▶ [Collected data]:
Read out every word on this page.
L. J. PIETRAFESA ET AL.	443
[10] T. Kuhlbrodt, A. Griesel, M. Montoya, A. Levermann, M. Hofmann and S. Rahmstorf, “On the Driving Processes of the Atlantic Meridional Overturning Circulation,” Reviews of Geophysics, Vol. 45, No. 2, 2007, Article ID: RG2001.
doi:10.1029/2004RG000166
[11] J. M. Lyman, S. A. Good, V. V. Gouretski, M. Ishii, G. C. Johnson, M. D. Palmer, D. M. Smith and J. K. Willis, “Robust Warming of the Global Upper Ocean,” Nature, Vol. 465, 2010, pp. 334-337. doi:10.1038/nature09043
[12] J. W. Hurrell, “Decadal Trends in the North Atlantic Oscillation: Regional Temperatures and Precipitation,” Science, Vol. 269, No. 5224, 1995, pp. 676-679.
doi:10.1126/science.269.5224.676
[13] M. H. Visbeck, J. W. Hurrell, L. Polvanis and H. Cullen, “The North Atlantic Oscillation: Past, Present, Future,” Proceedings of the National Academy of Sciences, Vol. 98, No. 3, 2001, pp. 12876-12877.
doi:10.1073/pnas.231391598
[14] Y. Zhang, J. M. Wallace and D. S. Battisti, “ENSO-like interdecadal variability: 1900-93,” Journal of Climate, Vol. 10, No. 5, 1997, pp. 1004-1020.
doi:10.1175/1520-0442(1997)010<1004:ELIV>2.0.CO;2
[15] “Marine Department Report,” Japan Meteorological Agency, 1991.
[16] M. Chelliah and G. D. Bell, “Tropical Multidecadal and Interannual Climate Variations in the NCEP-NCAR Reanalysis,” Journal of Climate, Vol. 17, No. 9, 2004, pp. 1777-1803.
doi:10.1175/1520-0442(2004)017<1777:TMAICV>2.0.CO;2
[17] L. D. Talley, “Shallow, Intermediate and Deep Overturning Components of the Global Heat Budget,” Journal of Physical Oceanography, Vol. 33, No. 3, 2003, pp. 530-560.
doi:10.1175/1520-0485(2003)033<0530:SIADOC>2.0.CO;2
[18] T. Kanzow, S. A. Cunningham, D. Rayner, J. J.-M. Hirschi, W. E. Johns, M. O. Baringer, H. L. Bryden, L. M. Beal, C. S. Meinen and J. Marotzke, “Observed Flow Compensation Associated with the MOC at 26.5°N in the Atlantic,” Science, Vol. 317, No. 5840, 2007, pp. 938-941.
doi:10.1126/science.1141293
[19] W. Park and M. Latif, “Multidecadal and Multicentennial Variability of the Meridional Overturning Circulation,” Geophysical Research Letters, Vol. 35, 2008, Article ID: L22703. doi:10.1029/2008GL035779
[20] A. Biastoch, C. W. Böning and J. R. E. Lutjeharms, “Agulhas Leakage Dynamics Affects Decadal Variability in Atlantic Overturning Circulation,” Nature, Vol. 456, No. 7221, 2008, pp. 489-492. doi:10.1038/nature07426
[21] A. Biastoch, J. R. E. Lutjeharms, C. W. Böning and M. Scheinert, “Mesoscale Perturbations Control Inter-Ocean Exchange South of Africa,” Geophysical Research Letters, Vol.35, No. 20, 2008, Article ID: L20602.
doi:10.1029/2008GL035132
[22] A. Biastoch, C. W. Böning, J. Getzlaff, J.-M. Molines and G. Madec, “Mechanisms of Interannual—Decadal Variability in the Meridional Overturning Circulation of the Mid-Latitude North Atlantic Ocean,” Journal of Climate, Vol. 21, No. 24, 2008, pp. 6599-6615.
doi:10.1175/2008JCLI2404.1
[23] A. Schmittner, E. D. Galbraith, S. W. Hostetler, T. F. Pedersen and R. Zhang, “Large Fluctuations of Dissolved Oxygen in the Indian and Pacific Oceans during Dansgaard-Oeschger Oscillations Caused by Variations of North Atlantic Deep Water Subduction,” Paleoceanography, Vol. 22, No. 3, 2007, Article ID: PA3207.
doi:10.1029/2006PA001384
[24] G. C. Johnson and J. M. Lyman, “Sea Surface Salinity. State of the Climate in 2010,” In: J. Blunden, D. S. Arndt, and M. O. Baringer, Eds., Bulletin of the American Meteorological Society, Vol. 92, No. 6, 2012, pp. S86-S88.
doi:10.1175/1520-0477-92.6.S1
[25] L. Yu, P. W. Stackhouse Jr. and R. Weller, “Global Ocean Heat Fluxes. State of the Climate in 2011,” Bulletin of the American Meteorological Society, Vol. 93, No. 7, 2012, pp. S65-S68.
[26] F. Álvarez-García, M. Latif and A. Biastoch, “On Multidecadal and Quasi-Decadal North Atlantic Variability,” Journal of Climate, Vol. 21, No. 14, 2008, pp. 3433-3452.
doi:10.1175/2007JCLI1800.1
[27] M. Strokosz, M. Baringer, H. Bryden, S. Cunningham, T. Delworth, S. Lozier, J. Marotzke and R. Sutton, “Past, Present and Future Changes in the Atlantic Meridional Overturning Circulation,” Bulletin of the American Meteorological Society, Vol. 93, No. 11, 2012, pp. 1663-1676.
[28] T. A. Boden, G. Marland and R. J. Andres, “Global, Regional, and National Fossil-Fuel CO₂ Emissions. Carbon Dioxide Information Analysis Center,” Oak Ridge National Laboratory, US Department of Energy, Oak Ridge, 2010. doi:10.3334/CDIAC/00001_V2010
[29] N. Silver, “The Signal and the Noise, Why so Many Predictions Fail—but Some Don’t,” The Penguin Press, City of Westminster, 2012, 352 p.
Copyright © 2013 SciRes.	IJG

▶ [DIRECTIVE]:
Could you quote the material above in full, exactly as it stands?

▶ [EXERCISE RESULT]:
Read out every word on this page.
L. J. PIETRAFESA ET AL.	443
[10] T. Kuhlbrodt, A. Griesel, M. Montoya, A. Levermann, M. Hofmann and S. Rahmstorf, “On the Driving Processes of the Atlantic Meridional Overturning Circulation,” Reviews of Geophysics, Vol. 45, No. 2, 2007, Article ID: RG2001.
doi:10.1029/2004RG000166
[11] J. M. Lyman, S. A. Good, V. V. Gouretski, M. Ishii, G. C. Johnson, M. D. Palmer, D. M. Smith and J. K. Willis, “Robust Warming of the Global Upper Ocean,” Nature, Vol. 465, 2010, pp. 334-337. doi:10.1038/nature09043
[12] J. W. Hurrell, “Decadal Trends in the North Atlantic Oscillation: Regional Temperatures and Precipitation,” Science, Vol. 269, No. 5224, 1995, pp. 676-679.
doi:10.1126/science.269.5224.676
[13] M. H. Visbeck, J. W. Hurrell, L. Polvanis and H. Cullen, “The North Atlantic Oscillation: Past, Present, Future,” Proceedings of the National Academy of Sciences, Vol. 98, No. 3, 2001, pp. 12876-12877.
doi:10.1073/pnas.231391598
[14] Y. Zhang, J. M. Wallace and D. S. Battisti, “ENSO-like interdecadal variability: 1900-93,” Journal of Climate, Vol. 10, No. 5, 1997, pp. 1004-1020.
doi:10.1175/1520-0442(1997)010<1004:ELIV>2.0.CO;2
[15] “Marine Department Report,” Japan Meteorological Agency, 1991.
[16] M. Chelliah and G. D. Bell, “Tropical Multidecadal and Interannual Climate Variations in the NCEP-NCAR Reanalysis,” Journal of Climate, Vol. 17, No. 9, 2004, pp. 1777-1803.
doi:10.1175/1520-0442(2004)017<1777:TMAICV>2.0.CO;2
[17] L. D. Talley, “Shallow, Intermediate and Deep Overturning Components of the Global Heat Budget,” Journal of Physical Oceanography, Vol. 33, No. 3, 2003, pp. 530-560.
doi:10.1175/1520-0485(2003)033<0530:SIADOC>2.0.CO;2
[18] T. Kanzow, S. A. Cunningham, D. Rayner, J. J.-M. Hirschi, W. E. Johns, M. O. Baringer, H. L. Bryden, L. M. Beal, C. S. Meinen and J. Marotzke, “Observed Flow Compensation Associated with the MOC at 26.5°N in the Atlantic,” Science, Vol. 317, No. 5840, 2007, pp. 938-941.
doi:10.1126/science.1141293
[19] W. Park and M. Latif, “Multidecadal and Multicentennial Variability of the Meridional Overturning Circulation,” Geophysical Research Letters, Vol. 35, 2008, Article ID: L22703. doi:10.1029/2008GL035779
[20] A. Biastoch, C. W. Böning and J. R. E. Lutjeharms, “Agulhas Leakage Dynamics Affects Decadal Variability in Atlantic Overturning Circulation,” Nature, Vol. 456, No. 7221, 2008, pp. 489-492. doi:10.1038/nature07426
[21] A. Biastoch, J. R. E. Lutjeharms, C. W. Böning and M. Scheinert, “Mesoscale Perturbations Control Inter-Ocean Exchange South of Africa,” Geophysical Research Letters, Vol.35, No. 20, 2008, Article ID: L20602.
doi:10.1029/2008GL035132
[22] A. Biastoch, C. W. Böning, J. Getzlaff, J.-M. Molines and G. Madec, “Mechanisms of Interannual—Decadal Variability in the Meridional Overturning Circulation of the Mid-Latitude North Atlantic Ocean,” Journal of Climate, Vol. 21, No. 24, 2008, pp. 6599-6615.
doi:10.1175/2008JCLI2404.1
[23] A. Schmittner, E. D. Galbraith, S. W. Hostetler, T. F. Pedersen and R. Zhang, “Large Fluctuations of Dissolved Oxygen in the Indian and Pacific Oceans during Dansgaard-Oeschger Oscillations Caused by Variations of North Atlantic Deep Water Subduction,” Paleoceanography, Vol. 22, No. 3, 2007, Article ID: PA3207.
doi:10.1029/2006PA001384
[24] G. C. Johnson and J. M. Lyman, “Sea Surface Salinity. State of the Climate in 2010,” In: J. Blunden, D. S. Arndt, and M. O. Baringer, Eds., Bulletin of the American Meteorological Society, Vol. 92, No. 6, 2012, pp. S86-S88.
doi:10.1175/1520-0477-92.6.S1
[25] L. Yu, P. W. Stackhouse Jr. and R. Weller, “Global Ocean Heat Fluxes. State of the Climate in 2011,” Bulletin of the American Meteorological Society, Vol. 93, No. 7, 2012, pp. S65-S68.
[26] F. Álvarez-García, M. Latif and A. Biastoch, “On Multidecadal and Quasi-Decadal North Atlantic Variability,” Journal of Climate, Vol. 21, No. 14, 2008, pp. 3433-3452.
doi:10.1175/2007JCLI1800.1
[27] M. Strokosz, M. Baringer, H. Bryden, S. Cunningham, T. Delworth, S. Lozier, J. Marotzke and R. Sutton, “Past, Present and Future Changes in the Atlantic Meridional Overturning Circulation,” Bulletin of the American Meteorological Society, Vol. 93, No. 11, 2012, pp. 1663-1676.
[28] T. A. Boden, G. Marland and R. J. Andres, “Global, Regional, and National Fossil-Fuel CO₂ Emissions. Carbon Dioxide Information Analysis Center,” Oak Ridge National Laboratory, US Department of Energy, Oak Ridge, 2010. doi:10.3334/CDIAC/00001_V2010
[29] N. Silver, “The Signal and the Noise, Why so Many Predictions Fail—but Some Don’t,” The Penguin Press, City of Westminster, 2012, 352 p.
Copyright © 2013 SciRes.	IJG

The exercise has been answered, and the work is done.